* _EXERCISE TASK_
Each line that holds the word "Screen" counts once; report the total and nothing else.

* _DATASET CONTENT_
**********

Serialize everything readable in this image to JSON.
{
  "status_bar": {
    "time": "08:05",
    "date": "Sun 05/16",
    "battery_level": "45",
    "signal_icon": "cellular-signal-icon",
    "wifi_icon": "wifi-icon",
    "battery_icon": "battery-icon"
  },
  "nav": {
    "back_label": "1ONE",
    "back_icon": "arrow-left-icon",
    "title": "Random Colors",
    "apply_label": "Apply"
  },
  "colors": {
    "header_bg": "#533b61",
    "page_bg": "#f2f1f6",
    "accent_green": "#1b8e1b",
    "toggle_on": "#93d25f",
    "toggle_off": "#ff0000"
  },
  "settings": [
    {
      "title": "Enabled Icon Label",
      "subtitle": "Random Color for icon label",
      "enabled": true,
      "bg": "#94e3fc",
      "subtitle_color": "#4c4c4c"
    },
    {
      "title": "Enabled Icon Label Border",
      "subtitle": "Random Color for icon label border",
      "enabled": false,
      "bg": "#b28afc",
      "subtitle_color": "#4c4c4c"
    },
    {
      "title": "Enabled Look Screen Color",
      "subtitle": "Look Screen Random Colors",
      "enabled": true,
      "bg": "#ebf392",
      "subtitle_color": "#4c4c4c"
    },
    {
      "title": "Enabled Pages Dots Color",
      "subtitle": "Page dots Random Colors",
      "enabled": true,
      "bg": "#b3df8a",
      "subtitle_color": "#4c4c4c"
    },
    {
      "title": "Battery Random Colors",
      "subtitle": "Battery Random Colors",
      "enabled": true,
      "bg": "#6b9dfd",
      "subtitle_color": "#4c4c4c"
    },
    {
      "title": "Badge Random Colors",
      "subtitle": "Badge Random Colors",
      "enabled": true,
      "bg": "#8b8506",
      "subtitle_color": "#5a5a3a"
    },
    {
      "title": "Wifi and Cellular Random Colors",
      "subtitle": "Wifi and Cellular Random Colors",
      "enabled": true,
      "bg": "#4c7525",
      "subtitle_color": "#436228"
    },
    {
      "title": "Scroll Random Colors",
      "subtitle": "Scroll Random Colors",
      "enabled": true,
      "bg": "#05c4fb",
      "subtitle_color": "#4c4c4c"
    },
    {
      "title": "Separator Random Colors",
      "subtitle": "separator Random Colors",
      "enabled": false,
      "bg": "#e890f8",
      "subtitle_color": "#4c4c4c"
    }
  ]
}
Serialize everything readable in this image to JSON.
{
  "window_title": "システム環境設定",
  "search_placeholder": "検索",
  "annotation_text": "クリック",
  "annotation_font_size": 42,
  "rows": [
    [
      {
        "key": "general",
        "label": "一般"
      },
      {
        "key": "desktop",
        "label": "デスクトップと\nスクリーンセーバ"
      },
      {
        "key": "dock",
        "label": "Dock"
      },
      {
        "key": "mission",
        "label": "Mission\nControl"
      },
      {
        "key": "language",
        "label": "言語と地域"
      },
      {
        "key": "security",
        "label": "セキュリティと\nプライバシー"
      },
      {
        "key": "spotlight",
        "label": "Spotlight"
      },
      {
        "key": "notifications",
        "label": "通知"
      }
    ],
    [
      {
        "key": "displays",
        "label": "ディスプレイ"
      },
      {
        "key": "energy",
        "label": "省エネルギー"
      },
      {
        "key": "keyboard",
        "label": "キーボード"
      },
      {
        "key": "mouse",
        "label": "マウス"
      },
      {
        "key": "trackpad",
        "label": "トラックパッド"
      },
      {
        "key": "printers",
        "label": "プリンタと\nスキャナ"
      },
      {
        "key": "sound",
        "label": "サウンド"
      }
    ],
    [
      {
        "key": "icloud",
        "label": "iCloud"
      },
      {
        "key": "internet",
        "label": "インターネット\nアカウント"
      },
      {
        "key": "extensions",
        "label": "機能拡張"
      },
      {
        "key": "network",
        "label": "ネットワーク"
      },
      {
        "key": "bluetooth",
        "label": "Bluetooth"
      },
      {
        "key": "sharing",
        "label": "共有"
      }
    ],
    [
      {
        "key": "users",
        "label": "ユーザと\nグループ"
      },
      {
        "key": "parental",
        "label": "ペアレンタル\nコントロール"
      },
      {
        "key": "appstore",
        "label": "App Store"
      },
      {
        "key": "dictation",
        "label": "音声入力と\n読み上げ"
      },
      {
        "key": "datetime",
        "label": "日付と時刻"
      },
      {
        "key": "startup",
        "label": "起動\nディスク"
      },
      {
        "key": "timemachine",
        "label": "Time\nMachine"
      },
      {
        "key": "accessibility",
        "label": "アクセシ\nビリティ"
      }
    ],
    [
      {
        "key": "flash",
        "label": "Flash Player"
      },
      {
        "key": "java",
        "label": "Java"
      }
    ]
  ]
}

**********

* _EXERCISE ANSWER_
2